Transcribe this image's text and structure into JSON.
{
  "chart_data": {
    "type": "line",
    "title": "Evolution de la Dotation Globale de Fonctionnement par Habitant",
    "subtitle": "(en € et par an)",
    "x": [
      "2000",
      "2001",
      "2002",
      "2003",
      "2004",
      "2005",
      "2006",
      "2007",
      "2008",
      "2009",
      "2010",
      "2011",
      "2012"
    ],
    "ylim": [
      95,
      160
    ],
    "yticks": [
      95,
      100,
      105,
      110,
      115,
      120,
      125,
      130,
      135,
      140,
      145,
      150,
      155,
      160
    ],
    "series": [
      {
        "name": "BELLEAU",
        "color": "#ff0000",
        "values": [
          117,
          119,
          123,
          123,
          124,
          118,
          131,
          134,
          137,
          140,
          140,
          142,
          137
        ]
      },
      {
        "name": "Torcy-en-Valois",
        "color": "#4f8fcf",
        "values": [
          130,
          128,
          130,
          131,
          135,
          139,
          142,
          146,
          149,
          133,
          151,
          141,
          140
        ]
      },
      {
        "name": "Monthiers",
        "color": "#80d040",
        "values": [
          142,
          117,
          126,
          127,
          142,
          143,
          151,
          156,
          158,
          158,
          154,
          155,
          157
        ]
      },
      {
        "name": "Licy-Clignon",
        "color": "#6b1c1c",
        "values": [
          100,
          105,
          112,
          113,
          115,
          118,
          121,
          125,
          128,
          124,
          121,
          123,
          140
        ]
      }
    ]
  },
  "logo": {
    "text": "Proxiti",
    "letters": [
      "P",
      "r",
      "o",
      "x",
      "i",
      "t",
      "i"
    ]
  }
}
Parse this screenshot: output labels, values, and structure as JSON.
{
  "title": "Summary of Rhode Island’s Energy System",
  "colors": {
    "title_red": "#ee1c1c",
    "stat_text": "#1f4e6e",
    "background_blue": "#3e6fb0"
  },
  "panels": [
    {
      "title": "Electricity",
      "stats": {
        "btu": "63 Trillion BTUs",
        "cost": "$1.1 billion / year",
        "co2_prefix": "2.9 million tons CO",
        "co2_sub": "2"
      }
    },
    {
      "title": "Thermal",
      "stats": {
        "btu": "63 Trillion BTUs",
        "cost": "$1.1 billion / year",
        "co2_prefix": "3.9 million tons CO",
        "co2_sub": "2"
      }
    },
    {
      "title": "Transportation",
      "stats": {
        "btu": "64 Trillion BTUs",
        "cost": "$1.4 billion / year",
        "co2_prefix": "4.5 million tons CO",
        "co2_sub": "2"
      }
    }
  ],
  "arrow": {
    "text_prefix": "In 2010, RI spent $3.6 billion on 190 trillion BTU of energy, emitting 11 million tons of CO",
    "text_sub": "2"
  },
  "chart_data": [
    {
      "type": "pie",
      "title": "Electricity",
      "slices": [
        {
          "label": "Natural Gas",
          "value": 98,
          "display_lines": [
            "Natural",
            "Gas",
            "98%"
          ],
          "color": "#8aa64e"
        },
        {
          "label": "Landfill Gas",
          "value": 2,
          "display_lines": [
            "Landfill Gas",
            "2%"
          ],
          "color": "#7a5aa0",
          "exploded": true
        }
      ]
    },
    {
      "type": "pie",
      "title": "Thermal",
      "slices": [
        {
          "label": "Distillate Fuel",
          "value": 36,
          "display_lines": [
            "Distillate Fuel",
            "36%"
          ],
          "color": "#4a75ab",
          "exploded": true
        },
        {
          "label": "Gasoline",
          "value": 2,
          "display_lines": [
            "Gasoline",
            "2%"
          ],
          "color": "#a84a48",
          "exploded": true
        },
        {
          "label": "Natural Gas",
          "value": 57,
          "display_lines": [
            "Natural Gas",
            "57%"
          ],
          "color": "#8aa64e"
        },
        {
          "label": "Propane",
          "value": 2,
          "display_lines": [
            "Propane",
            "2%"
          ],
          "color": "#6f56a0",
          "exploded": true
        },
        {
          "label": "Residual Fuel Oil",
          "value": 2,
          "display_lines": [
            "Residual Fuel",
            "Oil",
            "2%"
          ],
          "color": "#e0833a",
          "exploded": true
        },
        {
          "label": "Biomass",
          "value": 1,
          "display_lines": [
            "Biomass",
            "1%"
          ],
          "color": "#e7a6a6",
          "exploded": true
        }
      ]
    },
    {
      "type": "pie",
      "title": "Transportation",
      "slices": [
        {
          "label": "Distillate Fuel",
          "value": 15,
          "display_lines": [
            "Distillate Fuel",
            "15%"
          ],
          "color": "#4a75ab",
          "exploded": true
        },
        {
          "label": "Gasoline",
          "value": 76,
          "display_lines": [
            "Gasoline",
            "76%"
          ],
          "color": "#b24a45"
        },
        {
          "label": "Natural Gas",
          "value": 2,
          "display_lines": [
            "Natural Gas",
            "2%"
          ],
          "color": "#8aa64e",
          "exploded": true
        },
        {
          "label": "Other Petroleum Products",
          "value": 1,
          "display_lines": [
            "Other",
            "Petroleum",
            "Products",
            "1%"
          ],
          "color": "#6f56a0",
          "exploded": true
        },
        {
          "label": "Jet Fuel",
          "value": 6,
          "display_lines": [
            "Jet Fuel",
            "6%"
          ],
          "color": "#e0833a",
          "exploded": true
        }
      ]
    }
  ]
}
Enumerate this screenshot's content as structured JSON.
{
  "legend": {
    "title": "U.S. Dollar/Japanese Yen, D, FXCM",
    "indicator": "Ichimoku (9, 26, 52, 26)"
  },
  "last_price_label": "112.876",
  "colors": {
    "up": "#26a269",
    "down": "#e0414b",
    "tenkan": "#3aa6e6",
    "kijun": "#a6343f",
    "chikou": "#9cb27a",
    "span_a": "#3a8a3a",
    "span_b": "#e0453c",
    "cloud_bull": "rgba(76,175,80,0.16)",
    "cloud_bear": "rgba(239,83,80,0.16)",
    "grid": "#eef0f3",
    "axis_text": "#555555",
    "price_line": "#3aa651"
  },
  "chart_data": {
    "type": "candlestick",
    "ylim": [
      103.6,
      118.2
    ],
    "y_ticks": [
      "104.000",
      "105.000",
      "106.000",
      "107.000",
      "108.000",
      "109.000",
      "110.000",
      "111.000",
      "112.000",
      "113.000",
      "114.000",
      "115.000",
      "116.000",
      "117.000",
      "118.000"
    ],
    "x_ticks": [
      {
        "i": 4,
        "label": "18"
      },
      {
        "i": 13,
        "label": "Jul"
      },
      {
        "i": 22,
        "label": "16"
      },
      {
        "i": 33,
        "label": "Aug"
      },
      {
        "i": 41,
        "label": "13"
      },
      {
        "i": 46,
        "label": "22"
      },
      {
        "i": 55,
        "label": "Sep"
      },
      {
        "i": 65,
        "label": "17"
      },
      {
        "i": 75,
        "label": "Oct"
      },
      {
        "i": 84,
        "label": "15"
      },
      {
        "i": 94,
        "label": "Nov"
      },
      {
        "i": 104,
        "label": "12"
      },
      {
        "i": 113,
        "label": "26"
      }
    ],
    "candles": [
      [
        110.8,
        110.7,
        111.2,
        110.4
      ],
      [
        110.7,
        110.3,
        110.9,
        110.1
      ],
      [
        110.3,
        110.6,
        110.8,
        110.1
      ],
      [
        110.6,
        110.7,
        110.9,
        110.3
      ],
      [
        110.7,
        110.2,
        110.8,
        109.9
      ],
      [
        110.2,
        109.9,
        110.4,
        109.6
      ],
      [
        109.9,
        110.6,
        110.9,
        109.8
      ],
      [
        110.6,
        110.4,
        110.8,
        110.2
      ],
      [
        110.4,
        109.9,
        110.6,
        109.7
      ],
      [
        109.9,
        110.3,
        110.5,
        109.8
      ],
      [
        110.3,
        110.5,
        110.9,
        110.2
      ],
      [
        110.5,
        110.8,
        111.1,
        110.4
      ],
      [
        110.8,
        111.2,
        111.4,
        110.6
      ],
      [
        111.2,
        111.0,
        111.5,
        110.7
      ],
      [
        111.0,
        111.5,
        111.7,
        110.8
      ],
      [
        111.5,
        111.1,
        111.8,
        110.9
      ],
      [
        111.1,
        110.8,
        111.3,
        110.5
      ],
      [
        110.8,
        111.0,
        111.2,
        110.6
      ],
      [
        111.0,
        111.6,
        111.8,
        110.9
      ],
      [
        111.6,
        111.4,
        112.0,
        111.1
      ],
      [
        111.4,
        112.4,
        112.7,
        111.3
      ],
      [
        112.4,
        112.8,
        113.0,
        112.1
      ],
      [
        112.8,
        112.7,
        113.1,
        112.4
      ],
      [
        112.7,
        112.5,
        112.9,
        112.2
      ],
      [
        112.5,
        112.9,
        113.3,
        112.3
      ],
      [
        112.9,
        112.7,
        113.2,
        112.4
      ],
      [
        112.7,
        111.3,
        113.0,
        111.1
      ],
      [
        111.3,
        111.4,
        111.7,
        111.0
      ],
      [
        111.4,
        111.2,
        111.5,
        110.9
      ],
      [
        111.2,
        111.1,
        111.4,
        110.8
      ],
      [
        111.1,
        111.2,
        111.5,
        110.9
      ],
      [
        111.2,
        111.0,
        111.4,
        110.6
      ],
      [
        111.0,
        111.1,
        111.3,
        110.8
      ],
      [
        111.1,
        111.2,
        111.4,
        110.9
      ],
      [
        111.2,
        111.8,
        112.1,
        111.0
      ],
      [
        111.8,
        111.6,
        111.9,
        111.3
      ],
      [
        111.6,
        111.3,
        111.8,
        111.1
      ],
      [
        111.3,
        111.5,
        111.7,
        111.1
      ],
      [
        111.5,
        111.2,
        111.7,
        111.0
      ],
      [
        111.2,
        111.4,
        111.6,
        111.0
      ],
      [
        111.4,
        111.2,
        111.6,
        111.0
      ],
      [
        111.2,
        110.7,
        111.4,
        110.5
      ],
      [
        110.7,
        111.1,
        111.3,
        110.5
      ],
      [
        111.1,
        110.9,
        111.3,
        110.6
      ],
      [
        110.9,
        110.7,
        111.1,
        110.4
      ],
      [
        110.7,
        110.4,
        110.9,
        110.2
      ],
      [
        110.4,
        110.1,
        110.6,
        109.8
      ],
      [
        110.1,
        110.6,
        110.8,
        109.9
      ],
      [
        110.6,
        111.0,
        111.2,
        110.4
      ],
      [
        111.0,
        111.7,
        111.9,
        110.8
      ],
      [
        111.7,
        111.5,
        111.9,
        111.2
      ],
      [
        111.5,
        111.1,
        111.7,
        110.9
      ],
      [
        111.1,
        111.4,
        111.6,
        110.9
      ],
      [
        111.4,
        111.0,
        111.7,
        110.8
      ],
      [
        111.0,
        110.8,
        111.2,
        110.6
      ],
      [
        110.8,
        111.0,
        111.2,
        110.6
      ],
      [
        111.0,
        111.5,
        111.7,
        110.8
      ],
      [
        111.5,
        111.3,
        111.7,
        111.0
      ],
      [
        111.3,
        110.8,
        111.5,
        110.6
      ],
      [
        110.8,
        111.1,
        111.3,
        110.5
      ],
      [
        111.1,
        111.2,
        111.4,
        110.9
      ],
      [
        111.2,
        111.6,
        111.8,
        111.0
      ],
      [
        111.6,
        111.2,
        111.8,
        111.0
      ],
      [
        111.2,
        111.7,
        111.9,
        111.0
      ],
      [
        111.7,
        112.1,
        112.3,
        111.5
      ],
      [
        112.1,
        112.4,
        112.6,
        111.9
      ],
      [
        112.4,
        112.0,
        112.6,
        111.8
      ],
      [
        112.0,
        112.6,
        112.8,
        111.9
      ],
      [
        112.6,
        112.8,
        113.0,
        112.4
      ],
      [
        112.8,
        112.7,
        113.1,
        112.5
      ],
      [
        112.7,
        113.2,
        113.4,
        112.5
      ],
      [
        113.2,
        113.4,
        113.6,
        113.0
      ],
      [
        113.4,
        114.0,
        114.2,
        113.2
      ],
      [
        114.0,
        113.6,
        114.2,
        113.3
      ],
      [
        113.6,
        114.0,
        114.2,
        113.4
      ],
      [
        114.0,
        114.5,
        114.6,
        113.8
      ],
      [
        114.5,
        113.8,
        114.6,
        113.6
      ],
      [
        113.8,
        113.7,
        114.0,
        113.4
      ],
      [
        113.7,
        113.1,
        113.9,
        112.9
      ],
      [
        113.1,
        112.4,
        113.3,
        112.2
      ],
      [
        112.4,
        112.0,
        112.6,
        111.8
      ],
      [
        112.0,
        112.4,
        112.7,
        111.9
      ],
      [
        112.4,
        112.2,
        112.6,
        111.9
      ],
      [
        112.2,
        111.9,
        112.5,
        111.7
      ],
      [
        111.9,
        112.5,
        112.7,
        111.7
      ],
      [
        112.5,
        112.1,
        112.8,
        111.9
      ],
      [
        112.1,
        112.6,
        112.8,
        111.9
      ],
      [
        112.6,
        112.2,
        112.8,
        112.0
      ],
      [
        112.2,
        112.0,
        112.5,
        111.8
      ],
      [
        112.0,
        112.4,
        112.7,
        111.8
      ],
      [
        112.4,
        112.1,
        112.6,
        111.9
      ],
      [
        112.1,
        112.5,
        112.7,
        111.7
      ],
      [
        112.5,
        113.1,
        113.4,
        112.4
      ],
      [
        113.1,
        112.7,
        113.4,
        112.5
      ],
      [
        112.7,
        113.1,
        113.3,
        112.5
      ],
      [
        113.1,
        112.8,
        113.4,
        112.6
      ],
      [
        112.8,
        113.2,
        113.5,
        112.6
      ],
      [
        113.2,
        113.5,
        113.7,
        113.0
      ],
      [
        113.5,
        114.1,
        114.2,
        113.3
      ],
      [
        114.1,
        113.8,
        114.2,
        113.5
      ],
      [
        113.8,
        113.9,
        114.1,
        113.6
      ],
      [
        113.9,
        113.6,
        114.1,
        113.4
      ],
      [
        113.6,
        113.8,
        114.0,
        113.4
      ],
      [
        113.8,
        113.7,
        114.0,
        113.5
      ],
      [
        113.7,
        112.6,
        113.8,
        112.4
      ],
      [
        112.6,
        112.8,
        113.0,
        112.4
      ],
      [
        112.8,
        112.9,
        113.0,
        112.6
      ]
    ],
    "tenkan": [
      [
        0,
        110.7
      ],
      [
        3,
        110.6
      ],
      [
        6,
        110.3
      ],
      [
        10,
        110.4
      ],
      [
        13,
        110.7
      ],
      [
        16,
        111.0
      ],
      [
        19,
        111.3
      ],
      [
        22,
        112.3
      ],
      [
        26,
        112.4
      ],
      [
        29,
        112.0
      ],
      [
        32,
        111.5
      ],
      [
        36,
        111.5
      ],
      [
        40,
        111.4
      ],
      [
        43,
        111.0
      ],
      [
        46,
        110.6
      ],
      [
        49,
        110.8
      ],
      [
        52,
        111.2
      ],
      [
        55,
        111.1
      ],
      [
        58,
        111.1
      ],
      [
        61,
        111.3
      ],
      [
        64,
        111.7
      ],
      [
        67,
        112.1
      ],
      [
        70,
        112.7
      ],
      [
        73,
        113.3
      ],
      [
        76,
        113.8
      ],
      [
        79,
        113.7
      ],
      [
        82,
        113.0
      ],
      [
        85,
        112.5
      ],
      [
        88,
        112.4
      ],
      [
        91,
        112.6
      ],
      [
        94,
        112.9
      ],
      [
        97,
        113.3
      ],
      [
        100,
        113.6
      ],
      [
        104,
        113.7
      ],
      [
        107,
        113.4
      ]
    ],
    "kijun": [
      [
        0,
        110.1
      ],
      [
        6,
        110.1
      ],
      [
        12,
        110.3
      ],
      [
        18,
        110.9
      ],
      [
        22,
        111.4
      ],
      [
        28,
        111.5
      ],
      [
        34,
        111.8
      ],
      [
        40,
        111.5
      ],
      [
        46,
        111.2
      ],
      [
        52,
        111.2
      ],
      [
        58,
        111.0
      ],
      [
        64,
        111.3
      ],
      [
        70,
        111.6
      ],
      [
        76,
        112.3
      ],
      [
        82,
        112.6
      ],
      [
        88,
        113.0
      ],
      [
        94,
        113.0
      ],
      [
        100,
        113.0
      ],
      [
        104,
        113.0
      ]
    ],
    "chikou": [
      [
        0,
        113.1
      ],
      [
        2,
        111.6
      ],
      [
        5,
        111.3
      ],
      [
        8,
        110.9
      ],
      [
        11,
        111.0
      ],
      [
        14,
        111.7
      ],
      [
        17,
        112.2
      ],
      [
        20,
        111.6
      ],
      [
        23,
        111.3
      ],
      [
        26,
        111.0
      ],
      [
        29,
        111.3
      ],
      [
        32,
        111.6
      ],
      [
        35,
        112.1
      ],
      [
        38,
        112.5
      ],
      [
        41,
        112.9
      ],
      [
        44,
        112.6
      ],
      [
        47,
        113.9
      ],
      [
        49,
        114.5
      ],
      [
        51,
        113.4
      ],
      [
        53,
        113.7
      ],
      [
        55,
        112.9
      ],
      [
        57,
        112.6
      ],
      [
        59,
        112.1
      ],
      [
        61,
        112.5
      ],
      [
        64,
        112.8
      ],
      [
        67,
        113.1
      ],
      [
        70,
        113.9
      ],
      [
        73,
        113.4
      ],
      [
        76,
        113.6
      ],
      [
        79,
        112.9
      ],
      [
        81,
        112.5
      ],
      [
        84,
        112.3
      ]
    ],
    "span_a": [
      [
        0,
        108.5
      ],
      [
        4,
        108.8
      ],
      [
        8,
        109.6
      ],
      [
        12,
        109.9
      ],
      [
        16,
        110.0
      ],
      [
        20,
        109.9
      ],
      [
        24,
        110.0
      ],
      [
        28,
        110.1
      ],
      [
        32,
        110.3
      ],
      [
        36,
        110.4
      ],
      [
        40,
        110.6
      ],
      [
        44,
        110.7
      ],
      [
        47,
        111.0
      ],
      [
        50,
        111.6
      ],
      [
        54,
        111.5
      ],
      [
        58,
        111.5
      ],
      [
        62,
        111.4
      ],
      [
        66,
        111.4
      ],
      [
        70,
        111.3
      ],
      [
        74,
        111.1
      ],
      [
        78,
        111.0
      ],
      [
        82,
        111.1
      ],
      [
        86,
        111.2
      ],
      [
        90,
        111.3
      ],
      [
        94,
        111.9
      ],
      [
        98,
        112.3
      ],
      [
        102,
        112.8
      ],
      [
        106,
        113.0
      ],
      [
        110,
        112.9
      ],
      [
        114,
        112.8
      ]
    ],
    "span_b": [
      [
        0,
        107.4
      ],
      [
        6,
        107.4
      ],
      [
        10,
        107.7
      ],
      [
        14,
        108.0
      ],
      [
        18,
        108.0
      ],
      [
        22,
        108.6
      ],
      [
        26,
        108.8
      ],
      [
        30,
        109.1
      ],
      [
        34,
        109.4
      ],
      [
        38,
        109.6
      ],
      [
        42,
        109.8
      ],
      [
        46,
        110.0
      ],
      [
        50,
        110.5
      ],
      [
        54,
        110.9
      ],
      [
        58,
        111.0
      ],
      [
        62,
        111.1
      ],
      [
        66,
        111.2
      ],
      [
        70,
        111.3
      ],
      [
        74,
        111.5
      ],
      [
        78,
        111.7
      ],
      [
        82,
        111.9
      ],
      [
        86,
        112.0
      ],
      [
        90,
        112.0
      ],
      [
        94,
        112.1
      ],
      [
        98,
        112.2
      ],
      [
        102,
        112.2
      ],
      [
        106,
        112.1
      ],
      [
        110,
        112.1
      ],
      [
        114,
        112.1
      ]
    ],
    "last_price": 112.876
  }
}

-*-*-

| Work instructions |
Locate all lines in the listing above with the word "screenshot" and copy them.

| Full answer |
Parse this screenshot: output labels, values, and structure as JSON.
Enumerate this screenshot's content as structured JSON.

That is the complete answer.